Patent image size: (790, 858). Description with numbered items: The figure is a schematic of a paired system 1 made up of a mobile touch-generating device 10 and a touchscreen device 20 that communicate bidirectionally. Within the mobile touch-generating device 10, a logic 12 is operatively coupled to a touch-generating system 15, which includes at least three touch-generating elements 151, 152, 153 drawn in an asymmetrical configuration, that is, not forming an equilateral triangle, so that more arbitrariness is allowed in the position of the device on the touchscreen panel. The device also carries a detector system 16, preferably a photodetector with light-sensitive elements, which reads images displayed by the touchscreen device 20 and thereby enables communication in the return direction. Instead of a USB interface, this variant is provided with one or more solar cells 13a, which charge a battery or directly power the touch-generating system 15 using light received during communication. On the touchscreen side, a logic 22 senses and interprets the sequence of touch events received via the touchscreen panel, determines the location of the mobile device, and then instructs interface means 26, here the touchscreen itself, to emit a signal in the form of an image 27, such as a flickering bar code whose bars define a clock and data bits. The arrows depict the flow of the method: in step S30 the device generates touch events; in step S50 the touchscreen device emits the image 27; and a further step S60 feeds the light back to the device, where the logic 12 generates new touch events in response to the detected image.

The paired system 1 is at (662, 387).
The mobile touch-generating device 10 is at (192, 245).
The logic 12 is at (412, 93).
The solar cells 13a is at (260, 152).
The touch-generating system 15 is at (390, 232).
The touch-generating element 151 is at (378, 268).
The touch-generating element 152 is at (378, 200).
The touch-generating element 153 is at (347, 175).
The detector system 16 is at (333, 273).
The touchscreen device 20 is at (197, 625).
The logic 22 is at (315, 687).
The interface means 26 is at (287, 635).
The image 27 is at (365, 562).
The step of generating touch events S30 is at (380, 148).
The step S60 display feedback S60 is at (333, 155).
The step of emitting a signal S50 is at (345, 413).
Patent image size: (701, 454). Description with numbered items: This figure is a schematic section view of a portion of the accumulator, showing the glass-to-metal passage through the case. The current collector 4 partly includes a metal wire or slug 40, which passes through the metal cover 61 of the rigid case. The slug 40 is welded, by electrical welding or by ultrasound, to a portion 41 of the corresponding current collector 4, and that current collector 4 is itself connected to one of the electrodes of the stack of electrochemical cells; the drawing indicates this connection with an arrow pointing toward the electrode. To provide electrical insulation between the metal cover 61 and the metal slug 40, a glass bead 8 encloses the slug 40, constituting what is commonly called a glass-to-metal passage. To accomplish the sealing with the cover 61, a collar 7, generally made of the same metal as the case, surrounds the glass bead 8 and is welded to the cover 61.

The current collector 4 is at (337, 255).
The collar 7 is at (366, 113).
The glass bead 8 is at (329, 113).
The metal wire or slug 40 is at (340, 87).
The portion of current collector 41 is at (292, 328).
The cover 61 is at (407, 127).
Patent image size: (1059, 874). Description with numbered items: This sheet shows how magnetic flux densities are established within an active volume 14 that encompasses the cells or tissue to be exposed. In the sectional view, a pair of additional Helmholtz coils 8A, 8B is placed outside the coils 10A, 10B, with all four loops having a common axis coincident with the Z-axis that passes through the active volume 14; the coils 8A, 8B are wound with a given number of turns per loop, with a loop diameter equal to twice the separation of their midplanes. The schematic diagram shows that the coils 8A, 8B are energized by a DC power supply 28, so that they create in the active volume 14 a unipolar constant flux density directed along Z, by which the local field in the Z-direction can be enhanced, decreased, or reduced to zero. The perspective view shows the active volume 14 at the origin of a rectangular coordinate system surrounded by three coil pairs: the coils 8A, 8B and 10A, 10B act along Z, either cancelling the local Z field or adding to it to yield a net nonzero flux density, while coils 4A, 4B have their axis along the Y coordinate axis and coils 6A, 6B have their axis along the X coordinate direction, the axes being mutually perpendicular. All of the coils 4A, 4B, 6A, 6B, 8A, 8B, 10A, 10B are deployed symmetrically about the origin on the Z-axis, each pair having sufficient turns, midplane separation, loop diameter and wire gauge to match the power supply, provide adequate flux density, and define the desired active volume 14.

============

Task. Repeat the material in full. Change nothing.

Task answer.
Patent image size: (790, 858). Description with numbered items: The figure is a schematic of a paired system 1 made up of a mobile touch-generating device 10 and a touchscreen device 20 that communicate bidirectionally. Within the mobile touch-generating device 10, a logic 12 is operatively coupled to a touch-generating system 15, which includes at least three touch-generating elements 151, 152, 153 drawn in an asymmetrical configuration, that is, not forming an equilateral triangle, so that more arbitrariness is allowed in the position of the device on the touchscreen panel. The device also carries a detector system 16, preferably a photodetector with light-sensitive elements, which reads images displayed by the touchscreen device 20 and thereby enables communication in the return direction. Instead of a USB interface, this variant is provided with one or more solar cells 13a, which charge a battery or directly power the touch-generating system 15 using light received during communication. On the touchscreen side, a logic 22 senses and interprets the sequence of touch events received via the touchscreen panel, determines the location of the mobile device, and then instructs interface means 26, here the touchscreen itself, to emit a signal in the form of an image 27, such as a flickering bar code whose bars define a clock and data bits. The arrows depict the flow of the method: in step S30 the device generates touch events; in step S50 the touchscreen device emits the image 27; and a further step S60 feeds the light back to the device, where the logic 12 generates new touch events in response to the detected image.

The paired system 1 is at (662, 387).
The mobile touch-generating device 10 is at (192, 245).
The logic 12 is at (412, 93).
The solar cells 13a is at (260, 152).
The touch-generating system 15 is at (390, 232).
The touch-generating element 151 is at (378, 268).
The touch-generating element 152 is at (378, 200).
The touch-generating element 153 is at (347, 175).
The detector system 16 is at (333, 273).
The touchscreen device 20 is at (197, 625).
The logic 22 is at (315, 687).
The interface means 26 is at (287, 635).
The image 27 is at (365, 562).
The step of generating touch events S30 is at (380, 148).
The step S60 display feedback S60 is at (333, 155).
The step of emitting a signal S50 is at (345, 413).
Patent image size: (701, 454). Description with numbered items: This figure is a schematic section view of a portion of the accumulator, showing the glass-to-metal passage through the case. The current collector 4 partly includes a metal wire or slug 40, which passes through the metal cover 61 of the rigid case. The slug 40 is welded, by electrical welding or by ultrasound, to a portion 41 of the corresponding current collector 4, and that current collector 4 is itself connected to one of the electrodes of the stack of electrochemical cells; the drawing indicates this connection with an arrow pointing toward the electrode. To provide electrical insulation between the metal cover 61 and the metal slug 40, a glass bead 8 encloses the slug 40, constituting what is commonly called a glass-to-metal passage. To accomplish the sealing with the cover 61, a collar 7, generally made of the same metal as the case, surrounds the glass bead 8 and is welded to the cover 61.

The current collector 4 is at (337, 255).
The collar 7 is at (366, 113).
The glass bead 8 is at (329, 113).
The metal wire or slug 40 is at (340, 87).
The portion of current collector 41 is at (292, 328).
The cover 61 is at (407, 127).
Patent image size: (1059, 874). Description with numbered items: This sheet shows how magnetic flux densities are established within an active volume 14 that encompasses the cells or tissue to be exposed. In the sectional view, a pair of additional Helmholtz coils 8A, 8B is placed outside the coils 10A, 10B, with all four loops having a common axis coincident with the Z-axis that passes through the active volume 14; the coils 8A, 8B are wound with a given number of turns per loop, with a loop diameter equal to twice the separation of their midplanes. The schematic diagram shows that the coils 8A, 8B are energized by a DC power supply 28, so that they create in the active volume 14 a unipolar constant flux density directed along Z, by which the local field in the Z-direction can be enhanced, decreased, or reduced to zero. The perspective view shows the active volume 14 at the origin of a rectangular coordinate system surrounded by three coil pairs: the coils 8A, 8B and 10A, 10B act along Z, either cancelling the local Z field or adding to it to yield a net nonzero flux density, while coils 4A, 4B have their axis along the Y coordinate axis and coils 6A, 6B have their axis along the X coordinate direction, the axes being mutually perpendicular. All of the coils 4A, 4B, 6A, 6B, 8A, 8B, 10A, 10B are deployed symmetrically about the origin on the Z-axis, each pair having sufficient turns, midplane separation, loop diameter and wire gauge to match the power supply, provide adequate flux density, and define the desired active volume 14.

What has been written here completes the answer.